Quote all of the entries word for word.

(Stored records)

########

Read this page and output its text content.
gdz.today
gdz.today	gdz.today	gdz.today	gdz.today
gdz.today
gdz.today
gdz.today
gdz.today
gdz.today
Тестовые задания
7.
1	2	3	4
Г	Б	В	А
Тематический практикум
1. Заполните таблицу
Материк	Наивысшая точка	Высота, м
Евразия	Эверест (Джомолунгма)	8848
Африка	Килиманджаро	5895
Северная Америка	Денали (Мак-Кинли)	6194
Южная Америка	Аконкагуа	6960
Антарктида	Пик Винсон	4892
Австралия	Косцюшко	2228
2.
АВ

########

▶ Final result:
Read this page and output its text content.
gdz.today
gdz.today	gdz.today	gdz.today	gdz.today
gdz.today
gdz.today
gdz.today
gdz.today
gdz.today
Тестовые задания
7.
1	2	3	4
Г	Б	В	А
Тематический практикум
1. Заполните таблицу
Материк	Наивысшая точка	Высота, м
Евразия	Эверест (Джомолунгма)	8848
Африка	Килиманджаро	5895
Северная Америка	Денали (Мак-Кинли)	6194
Южная Америка	Аконкагуа	6960
Антарктида	Пик Винсон	4892
Австралия	Косцюшко	2228
2.
АВ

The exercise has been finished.